* [Written exercise]
Retype the full set of records. Keep every character identical.

* [Records for this exercise]

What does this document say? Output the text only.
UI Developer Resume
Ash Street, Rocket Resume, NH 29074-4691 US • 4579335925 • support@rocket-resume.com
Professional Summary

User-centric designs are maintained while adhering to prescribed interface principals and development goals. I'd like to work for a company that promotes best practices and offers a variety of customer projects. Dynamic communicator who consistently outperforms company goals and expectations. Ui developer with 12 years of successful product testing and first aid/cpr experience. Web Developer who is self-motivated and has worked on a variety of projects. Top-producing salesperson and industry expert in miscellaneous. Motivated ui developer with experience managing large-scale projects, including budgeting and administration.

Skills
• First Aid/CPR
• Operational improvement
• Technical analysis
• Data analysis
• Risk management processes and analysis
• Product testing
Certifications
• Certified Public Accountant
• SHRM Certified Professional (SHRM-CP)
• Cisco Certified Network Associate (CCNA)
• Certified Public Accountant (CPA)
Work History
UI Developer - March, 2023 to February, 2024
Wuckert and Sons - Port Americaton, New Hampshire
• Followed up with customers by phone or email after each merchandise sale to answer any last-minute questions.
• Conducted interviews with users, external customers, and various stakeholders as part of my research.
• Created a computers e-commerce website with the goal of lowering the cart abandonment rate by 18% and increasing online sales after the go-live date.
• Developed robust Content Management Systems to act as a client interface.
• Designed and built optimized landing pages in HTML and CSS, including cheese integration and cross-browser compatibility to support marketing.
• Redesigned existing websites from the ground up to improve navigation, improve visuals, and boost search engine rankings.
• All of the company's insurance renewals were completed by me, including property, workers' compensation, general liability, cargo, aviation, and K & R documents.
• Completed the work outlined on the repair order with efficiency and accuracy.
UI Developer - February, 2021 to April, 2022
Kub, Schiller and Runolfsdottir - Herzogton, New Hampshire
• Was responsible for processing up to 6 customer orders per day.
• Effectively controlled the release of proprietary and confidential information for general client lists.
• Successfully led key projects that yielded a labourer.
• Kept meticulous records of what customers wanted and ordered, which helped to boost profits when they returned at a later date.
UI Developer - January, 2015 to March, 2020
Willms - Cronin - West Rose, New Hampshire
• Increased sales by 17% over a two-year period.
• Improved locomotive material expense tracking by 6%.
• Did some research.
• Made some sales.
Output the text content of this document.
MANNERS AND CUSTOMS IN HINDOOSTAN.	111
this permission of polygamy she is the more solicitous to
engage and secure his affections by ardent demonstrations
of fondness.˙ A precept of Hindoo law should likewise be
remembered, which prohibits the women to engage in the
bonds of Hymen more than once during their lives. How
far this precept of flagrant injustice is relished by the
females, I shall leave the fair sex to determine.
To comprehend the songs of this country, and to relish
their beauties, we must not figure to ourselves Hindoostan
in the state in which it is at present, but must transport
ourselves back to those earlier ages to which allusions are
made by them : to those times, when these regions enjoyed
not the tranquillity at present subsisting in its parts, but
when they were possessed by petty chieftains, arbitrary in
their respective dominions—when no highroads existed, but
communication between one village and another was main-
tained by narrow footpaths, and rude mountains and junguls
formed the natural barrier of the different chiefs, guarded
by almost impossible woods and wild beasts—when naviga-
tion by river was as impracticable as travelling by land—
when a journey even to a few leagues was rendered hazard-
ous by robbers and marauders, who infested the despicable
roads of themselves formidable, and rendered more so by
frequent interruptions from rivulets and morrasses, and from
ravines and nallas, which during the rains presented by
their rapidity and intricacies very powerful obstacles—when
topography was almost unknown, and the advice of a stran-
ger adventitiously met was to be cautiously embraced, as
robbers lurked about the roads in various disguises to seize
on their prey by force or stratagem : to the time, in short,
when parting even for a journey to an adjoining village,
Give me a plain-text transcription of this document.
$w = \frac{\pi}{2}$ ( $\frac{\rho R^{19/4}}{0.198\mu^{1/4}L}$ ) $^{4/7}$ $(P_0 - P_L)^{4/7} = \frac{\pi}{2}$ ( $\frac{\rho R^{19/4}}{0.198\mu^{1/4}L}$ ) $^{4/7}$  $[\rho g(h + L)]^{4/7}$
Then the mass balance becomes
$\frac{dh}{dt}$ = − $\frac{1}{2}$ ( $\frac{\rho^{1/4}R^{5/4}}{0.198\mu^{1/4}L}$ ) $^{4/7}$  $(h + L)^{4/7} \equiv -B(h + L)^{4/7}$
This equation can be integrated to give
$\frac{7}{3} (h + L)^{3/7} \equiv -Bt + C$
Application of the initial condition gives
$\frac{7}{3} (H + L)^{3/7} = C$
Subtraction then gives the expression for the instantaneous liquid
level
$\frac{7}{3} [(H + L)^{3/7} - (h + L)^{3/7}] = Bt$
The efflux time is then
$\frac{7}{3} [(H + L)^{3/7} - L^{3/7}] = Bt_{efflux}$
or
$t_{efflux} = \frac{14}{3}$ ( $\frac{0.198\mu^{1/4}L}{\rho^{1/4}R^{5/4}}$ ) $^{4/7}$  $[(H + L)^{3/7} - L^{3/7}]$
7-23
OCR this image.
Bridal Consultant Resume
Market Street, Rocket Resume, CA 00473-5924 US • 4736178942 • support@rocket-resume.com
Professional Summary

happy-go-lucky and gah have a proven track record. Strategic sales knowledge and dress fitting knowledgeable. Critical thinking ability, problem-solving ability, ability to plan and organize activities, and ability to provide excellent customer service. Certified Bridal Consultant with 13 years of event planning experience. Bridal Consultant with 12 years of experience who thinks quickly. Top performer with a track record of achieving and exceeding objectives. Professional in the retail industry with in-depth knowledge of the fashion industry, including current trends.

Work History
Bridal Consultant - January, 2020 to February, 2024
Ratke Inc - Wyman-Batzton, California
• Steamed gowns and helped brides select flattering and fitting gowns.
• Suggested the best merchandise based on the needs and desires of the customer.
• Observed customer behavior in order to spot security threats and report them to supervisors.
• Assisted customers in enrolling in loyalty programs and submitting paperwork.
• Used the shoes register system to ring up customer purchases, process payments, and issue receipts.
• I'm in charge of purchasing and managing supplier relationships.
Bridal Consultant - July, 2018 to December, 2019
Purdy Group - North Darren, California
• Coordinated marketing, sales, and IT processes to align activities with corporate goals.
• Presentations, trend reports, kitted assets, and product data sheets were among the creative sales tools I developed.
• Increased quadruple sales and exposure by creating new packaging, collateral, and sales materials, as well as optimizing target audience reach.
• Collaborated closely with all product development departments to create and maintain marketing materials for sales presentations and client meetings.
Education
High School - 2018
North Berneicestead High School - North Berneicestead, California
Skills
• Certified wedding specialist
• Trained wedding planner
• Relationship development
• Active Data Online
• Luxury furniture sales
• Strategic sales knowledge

* [The completed task]
What does this document say? Output the text only.
UI Developer Resume
Ash Street, Rocket Resume, NH 29074-4691 US • 4579335925 • support@rocket-resume.com
Professional Summary

User-centric designs are maintained while adhering to prescribed interface principals and development goals. I'd like to work for a company that promotes best practices and offers a variety of customer projects. Dynamic communicator who consistently outperforms company goals and expectations. Ui developer with 12 years of successful product testing and first aid/cpr experience. Web Developer who is self-motivated and has worked on a variety of projects. Top-producing salesperson and industry expert in miscellaneous. Motivated ui developer with experience managing large-scale projects, including budgeting and administration.

Skills
• First Aid/CPR
• Operational improvement
• Technical analysis
• Data analysis
• Risk management processes and analysis
• Product testing
Certifications
• Certified Public Accountant
• SHRM Certified Professional (SHRM-CP)
• Cisco Certified Network Associate (CCNA)
• Certified Public Accountant (CPA)
Work History
UI Developer - March, 2023 to February, 2024
Wuckert and Sons - Port Americaton, New Hampshire
• Followed up with customers by phone or email after each merchandise sale to answer any last-minute questions.
• Conducted interviews with users, external customers, and various stakeholders as part of my research.
• Created a computers e-commerce website with the goal of lowering the cart abandonment rate by 18% and increasing online sales after the go-live date.
• Developed robust Content Management Systems to act as a client interface.
• Designed and built optimized landing pages in HTML and CSS, including cheese integration and cross-browser compatibility to support marketing.
• Redesigned existing websites from the ground up to improve navigation, improve visuals, and boost search engine rankings.
• All of the company's insurance renewals were completed by me, including property, workers' compensation, general liability, cargo, aviation, and K & R documents.
• Completed the work outlined on the repair order with efficiency and accuracy.
UI Developer - February, 2021 to April, 2022
Kub, Schiller and Runolfsdottir - Herzogton, New Hampshire
• Was responsible for processing up to 6 customer orders per day.
• Effectively controlled the release of proprietary and confidential information for general client lists.
• Successfully led key projects that yielded a labourer.
• Kept meticulous records of what customers wanted and ordered, which helped to boost profits when they returned at a later date.
UI Developer - January, 2015 to March, 2020
Willms - Cronin - West Rose, New Hampshire
• Increased sales by 17% over a two-year period.
• Improved locomotive material expense tracking by 6%.
• Did some research.
• Made some sales.
Output the text content of this document.
MANNERS AND CUSTOMS IN HINDOOSTAN.	111
this permission of polygamy she is the more solicitous to
engage and secure his affections by ardent demonstrations
of fondness.˙ A precept of Hindoo law should likewise be
remembered, which prohibits the women to engage in the
bonds of Hymen more than once during their lives. How
far this precept of flagrant injustice is relished by the
females, I shall leave the fair sex to determine.
To comprehend the songs of this country, and to relish
their beauties, we must not figure to ourselves Hindoostan
in the state in which it is at present, but must transport
ourselves back to those earlier ages to which allusions are
made by them : to those times, when these regions enjoyed
not the tranquillity at present subsisting in its parts, but
when they were possessed by petty chieftains, arbitrary in
their respective dominions—when no highroads existed, but
communication between one village and another was main-
tained by narrow footpaths, and rude mountains and junguls
formed the natural barrier of the different chiefs, guarded
by almost impossible woods and wild beasts—when naviga-
tion by river was as impracticable as travelling by land—
when a journey even to a few leagues was rendered hazard-
ous by robbers and marauders, who infested the despicable
roads of themselves formidable, and rendered more so by
frequent interruptions from rivulets and morrasses, and from
ravines and nallas, which during the rains presented by
their rapidity and intricacies very powerful obstacles—when
topography was almost unknown, and the advice of a stran-
ger adventitiously met was to be cautiously embraced, as
robbers lurked about the roads in various disguises to seize
on their prey by force or stratagem : to the time, in short,
when parting even for a journey to an adjoining village,
Give me a plain-text transcription of this document.
$w = \frac{\pi}{2}$ ( $\frac{\rho R^{19/4}}{0.198\mu^{1/4}L}$ ) $^{4/7}$ $(P_0 - P_L)^{4/7} = \frac{\pi}{2}$ ( $\frac{\rho R^{19/4}}{0.198\mu^{1/4}L}$ ) $^{4/7}$  $[\rho g(h + L)]^{4/7}$
Then the mass balance becomes
$\frac{dh}{dt}$ = − $\frac{1}{2}$ ( $\frac{\rho^{1/4}R^{5/4}}{0.198\mu^{1/4}L}$ ) $^{4/7}$  $(h + L)^{4/7} \equiv -B(h + L)^{4/7}$
This equation can be integrated to give
$\frac{7}{3} (h + L)^{3/7} \equiv -Bt + C$
Application of the initial condition gives
$\frac{7}{3} (H + L)^{3/7} = C$
Subtraction then gives the expression for the instantaneous liquid
level
$\frac{7}{3} [(H + L)^{3/7} - (h + L)^{3/7}] = Bt$
The efflux time is then
$\frac{7}{3} [(H + L)^{3/7} - L^{3/7}] = Bt_{efflux}$
or
$t_{efflux} = \frac{14}{3}$ ( $\frac{0.198\mu^{1/4}L}{\rho^{1/4}R^{5/4}}$ ) $^{4/7}$  $[(H + L)^{3/7} - L^{3/7}]$
7-23
OCR this image.
Bridal Consultant Resume
Market Street, Rocket Resume, CA 00473-5924 US • 4736178942 • support@rocket-resume.com
Professional Summary

happy-go-lucky and gah have a proven track record. Strategic sales knowledge and dress fitting knowledgeable. Critical thinking ability, problem-solving ability, ability to plan and organize activities, and ability to provide excellent customer service. Certified Bridal Consultant with 13 years of event planning experience. Bridal Consultant with 12 years of experience who thinks quickly. Top performer with a track record of achieving and exceeding objectives. Professional in the retail industry with in-depth knowledge of the fashion industry, including current trends.

Work History
Bridal Consultant - January, 2020 to February, 2024
Ratke Inc - Wyman-Batzton, California
• Steamed gowns and helped brides select flattering and fitting gowns.
• Suggested the best merchandise based on the needs and desires of the customer.
• Observed customer behavior in order to spot security threats and report them to supervisors.
• Assisted customers in enrolling in loyalty programs and submitting paperwork.
• Used the shoes register system to ring up customer purchases, process payments, and issue receipts.
• I'm in charge of purchasing and managing supplier relationships.
Bridal Consultant - July, 2018 to December, 2019
Purdy Group - North Darren, California
• Coordinated marketing, sales, and IT processes to align activities with corporate goals.
• Presentations, trend reports, kitted assets, and product data sheets were among the creative sales tools I developed.
• Increased quadruple sales and exposure by creating new packaging, collateral, and sales materials, as well as optimizing target audience reach.
• Collaborated closely with all product development departments to create and maintain marketing materials for sales presentations and client meetings.
Education
High School - 2018
North Berneicestead High School - North Berneicestead, California
Skills
• Certified wedding specialist
• Trained wedding planner
• Relationship development
• Active Data Online
• Luxury furniture sales
• Strategic sales knowledge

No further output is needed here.